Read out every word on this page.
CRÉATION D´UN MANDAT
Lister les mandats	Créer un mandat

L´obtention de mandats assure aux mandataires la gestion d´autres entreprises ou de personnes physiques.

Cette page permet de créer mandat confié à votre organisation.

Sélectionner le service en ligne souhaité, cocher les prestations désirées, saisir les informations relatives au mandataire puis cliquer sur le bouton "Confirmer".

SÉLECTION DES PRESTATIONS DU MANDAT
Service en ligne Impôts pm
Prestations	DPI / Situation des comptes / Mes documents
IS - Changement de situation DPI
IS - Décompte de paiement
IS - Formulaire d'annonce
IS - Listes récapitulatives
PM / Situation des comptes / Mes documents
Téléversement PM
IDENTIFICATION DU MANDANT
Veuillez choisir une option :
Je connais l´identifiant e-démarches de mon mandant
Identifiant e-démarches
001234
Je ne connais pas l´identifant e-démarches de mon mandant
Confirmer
++++++++++++++++++++
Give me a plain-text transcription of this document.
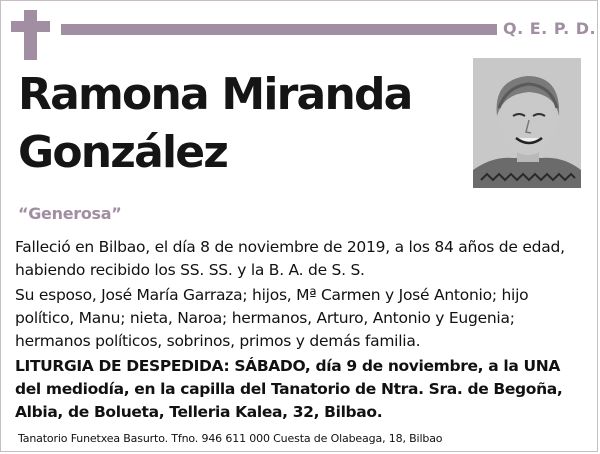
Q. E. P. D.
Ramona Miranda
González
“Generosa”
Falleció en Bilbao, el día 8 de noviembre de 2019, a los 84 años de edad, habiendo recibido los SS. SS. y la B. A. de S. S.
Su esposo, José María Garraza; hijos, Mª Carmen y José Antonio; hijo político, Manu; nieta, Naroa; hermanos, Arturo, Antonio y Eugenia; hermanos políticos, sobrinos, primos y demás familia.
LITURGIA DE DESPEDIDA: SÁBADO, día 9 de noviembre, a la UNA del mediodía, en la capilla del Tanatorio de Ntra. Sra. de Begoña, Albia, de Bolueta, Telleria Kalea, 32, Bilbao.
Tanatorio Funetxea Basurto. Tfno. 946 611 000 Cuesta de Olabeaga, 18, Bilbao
++++++++++++++++++++
_Work to do_.
Pick out, from the lines above, every one that contains the string "noviembre".

_Answer to the problem_.
Falleció en Bilbao, el día 8 de noviembre de 2019, a los 84 años de edad, habiendo recibido los SS. SS. y la B. A. de S. S.
LITURGIA DE DESPEDIDA: SÁBADO, día 9 de noviembre, a la UNA del mediodía, en la capilla del Tanatorio de Ntra. Sra. de Begoña, Albia, de Bolueta, Telleria Kalea, 32, Bilbao.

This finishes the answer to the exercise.